> **Goal**
Gather the lines below that include the string "держави", copying each in full.

> **Data entries**
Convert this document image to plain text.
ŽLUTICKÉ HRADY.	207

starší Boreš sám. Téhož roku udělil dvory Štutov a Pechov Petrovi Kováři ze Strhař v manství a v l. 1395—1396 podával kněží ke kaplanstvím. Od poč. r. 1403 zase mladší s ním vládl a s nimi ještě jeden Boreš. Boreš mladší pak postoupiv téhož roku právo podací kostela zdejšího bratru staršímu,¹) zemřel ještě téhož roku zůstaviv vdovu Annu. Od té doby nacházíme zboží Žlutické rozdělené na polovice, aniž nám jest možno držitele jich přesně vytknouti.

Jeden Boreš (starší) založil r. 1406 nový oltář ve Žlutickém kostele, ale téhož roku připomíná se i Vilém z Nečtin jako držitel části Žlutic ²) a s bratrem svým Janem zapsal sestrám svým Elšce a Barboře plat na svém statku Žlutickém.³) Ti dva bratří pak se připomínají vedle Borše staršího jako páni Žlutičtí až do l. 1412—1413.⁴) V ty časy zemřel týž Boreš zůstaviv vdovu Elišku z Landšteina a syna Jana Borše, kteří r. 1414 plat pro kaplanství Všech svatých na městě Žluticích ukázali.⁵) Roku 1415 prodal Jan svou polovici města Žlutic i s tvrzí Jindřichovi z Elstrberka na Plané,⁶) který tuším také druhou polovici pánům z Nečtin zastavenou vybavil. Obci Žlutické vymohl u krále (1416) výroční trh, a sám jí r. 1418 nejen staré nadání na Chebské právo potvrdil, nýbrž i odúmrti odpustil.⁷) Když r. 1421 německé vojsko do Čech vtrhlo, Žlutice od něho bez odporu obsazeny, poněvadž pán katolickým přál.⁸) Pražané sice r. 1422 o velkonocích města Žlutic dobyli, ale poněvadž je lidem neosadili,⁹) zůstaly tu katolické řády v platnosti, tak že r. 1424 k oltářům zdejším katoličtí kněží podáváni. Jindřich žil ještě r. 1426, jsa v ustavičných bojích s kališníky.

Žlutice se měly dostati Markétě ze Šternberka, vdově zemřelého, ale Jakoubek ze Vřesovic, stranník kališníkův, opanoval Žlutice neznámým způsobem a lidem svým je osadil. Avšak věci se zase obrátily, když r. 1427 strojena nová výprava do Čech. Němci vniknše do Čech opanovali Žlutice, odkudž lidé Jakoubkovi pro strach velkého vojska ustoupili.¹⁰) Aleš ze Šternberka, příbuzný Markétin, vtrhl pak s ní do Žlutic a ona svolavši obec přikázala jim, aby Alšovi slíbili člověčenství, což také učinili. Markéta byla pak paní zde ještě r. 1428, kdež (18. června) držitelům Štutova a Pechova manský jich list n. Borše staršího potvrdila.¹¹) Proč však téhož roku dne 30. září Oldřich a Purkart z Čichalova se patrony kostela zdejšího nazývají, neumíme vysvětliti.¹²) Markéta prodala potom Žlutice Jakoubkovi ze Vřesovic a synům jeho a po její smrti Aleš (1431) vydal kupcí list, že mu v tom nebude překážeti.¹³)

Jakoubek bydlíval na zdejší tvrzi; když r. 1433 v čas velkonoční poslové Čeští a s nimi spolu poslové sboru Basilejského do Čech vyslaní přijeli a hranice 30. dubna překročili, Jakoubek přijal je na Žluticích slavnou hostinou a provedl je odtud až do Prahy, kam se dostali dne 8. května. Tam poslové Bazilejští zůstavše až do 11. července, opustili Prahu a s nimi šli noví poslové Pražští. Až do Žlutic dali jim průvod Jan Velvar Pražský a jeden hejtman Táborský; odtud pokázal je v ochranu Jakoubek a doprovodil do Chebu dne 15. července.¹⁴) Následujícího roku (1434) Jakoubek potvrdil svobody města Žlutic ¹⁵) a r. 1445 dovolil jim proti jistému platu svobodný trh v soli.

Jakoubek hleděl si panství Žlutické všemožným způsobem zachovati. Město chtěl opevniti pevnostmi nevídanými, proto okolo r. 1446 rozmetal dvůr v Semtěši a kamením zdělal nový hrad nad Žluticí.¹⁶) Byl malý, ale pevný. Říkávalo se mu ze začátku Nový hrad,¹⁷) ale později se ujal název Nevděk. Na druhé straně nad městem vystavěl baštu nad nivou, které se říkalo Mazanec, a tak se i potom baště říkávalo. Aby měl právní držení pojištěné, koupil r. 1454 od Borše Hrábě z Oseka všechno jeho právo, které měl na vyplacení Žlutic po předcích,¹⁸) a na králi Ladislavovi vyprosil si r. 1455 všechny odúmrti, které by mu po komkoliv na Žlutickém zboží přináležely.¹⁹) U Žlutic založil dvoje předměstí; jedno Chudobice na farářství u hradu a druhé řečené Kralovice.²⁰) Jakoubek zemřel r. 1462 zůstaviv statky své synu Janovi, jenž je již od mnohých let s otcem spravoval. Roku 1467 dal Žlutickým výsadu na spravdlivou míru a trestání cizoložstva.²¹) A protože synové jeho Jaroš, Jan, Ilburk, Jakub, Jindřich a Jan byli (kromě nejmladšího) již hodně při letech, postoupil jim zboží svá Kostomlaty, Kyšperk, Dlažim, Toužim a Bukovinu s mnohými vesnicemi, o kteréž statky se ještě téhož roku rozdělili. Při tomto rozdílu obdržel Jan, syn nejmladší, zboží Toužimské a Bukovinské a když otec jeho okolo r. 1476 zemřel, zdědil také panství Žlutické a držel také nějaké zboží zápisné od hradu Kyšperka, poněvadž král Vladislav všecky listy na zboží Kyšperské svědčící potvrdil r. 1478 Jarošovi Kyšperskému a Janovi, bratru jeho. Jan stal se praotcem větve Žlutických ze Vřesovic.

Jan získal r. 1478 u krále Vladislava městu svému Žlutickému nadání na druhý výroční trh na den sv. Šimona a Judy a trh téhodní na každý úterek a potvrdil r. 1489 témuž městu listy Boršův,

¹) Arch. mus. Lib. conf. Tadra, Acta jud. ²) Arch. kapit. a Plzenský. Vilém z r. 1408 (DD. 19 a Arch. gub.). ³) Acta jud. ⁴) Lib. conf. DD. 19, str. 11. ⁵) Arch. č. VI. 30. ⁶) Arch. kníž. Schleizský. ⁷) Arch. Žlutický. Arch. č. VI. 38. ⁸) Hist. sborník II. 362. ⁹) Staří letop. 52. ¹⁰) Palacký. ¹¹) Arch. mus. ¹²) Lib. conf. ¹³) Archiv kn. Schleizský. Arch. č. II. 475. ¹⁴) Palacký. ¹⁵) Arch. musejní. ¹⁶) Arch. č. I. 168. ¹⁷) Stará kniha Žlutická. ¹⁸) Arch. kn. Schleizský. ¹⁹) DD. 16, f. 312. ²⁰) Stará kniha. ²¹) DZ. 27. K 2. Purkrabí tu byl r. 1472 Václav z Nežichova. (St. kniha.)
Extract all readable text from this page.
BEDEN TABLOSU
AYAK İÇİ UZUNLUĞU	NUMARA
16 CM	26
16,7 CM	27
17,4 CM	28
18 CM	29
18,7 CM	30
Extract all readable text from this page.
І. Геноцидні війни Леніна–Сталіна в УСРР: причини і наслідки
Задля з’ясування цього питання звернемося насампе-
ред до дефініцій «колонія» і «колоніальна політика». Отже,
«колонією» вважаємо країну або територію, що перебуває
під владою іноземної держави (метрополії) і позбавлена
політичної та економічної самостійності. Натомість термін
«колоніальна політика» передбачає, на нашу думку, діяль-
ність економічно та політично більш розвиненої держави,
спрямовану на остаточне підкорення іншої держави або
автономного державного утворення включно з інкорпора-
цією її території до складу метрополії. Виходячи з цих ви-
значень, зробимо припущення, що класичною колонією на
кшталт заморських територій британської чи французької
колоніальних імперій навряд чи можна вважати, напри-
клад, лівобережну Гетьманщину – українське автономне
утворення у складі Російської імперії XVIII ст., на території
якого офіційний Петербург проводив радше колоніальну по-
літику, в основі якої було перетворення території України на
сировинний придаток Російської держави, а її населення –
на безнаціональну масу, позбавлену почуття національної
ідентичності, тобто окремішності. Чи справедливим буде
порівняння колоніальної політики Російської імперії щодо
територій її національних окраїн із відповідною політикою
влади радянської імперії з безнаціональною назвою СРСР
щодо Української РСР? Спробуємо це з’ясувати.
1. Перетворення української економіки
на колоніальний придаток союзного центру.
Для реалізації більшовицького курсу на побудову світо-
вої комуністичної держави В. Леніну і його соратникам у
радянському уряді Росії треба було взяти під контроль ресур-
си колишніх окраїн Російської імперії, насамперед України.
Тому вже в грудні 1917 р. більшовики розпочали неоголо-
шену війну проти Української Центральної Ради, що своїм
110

> **Reply to the exercise**
під владою іноземної держави (метрополії) і позбавлена
ність економічно та політично більш розвиненої держави,
спрямовану на остаточне підкорення іншої держави або
сировинний придаток Російської держави, а її населення –
вої комуністичної держави В. Леніну і його соратникам у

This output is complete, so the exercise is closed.